Given instruction —
Transcribe the items below verbatim, starting at their first line and ending with the line that contains "calendar-day[interactable]: 2 xyxy=(573,274,595,293)", both included.

═══ Exercise data ═══

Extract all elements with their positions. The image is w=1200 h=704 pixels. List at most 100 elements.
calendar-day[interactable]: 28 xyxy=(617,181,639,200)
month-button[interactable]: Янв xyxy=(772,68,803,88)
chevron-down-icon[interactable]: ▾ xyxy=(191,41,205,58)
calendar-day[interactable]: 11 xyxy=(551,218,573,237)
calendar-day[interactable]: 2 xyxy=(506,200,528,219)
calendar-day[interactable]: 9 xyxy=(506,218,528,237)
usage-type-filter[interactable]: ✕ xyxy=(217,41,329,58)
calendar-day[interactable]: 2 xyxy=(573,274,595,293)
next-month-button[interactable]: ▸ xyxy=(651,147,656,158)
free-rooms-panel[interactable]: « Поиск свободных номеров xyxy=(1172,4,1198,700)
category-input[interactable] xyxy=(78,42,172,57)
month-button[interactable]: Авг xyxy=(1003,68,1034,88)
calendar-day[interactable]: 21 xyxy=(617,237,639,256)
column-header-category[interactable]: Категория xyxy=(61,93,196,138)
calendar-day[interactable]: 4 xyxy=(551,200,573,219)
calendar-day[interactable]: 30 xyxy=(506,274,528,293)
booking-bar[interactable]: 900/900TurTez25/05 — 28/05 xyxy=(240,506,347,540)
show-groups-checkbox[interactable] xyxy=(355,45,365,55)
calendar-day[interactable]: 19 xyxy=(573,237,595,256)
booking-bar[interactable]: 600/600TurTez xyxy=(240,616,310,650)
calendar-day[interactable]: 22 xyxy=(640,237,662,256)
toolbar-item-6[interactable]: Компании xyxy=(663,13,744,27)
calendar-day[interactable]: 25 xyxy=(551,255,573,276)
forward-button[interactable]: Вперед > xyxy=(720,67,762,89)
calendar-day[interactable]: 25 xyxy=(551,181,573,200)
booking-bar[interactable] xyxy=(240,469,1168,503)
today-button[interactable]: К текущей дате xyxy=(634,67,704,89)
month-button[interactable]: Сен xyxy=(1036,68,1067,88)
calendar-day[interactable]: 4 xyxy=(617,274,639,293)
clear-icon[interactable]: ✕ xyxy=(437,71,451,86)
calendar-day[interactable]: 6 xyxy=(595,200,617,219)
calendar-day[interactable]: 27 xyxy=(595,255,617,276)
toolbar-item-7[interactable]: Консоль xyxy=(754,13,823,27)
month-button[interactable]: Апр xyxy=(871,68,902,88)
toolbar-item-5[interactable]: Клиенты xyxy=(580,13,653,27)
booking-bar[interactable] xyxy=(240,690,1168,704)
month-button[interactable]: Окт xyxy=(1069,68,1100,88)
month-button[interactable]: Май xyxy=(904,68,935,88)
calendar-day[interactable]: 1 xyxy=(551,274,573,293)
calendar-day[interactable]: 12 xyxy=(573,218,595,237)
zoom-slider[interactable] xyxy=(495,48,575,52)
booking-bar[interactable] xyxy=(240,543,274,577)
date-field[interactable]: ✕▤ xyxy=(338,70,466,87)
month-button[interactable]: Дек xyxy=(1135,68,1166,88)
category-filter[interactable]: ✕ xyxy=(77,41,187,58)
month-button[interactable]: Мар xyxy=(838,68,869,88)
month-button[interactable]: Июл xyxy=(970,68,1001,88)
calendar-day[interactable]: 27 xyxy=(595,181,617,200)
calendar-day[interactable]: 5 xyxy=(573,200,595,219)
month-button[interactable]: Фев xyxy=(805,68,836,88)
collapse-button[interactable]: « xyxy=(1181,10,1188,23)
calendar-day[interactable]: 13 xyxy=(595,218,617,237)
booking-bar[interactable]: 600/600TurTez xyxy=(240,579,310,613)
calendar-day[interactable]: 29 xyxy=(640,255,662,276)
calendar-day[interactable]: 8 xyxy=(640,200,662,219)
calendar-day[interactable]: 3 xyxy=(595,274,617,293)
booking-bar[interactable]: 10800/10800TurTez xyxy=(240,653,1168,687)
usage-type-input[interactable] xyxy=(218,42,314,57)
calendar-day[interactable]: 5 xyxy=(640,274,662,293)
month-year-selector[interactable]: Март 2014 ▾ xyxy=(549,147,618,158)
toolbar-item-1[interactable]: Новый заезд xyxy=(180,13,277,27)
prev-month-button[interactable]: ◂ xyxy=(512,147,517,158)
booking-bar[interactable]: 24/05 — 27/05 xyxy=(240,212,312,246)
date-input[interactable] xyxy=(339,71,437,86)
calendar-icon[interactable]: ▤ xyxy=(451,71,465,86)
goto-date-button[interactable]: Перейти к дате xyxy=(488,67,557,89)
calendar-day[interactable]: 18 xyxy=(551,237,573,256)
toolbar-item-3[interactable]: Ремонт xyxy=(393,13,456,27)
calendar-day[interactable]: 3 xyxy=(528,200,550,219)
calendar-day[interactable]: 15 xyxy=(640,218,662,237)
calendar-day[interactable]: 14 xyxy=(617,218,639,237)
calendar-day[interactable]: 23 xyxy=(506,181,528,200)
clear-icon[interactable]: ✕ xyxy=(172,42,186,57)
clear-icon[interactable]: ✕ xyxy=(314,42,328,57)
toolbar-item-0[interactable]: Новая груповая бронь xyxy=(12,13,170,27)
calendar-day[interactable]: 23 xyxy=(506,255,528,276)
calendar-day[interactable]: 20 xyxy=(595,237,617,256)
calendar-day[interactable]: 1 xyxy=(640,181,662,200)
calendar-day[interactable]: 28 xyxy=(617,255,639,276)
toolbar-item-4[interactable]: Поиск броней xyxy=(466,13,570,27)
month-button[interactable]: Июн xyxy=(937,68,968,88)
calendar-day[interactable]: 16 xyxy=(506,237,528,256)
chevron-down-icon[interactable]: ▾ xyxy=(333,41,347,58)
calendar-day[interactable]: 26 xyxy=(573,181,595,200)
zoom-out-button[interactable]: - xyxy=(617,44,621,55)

═══

The output —
Extract all elements with their positions. The image is w=1200 h=704 pixels. List at most 100 elements.
calendar-day[interactable]: 28 xyxy=(617,181,639,200)
month-button[interactable]: Янв xyxy=(772,68,803,88)
chevron-down-icon[interactable]: ▾ xyxy=(191,41,205,58)
calendar-day[interactable]: 11 xyxy=(551,218,573,237)
calendar-day[interactable]: 2 xyxy=(506,200,528,219)
calendar-day[interactable]: 9 xyxy=(506,218,528,237)
usage-type-filter[interactable]: ✕ xyxy=(217,41,329,58)
calendar-day[interactable]: 2 xyxy=(573,274,595,293)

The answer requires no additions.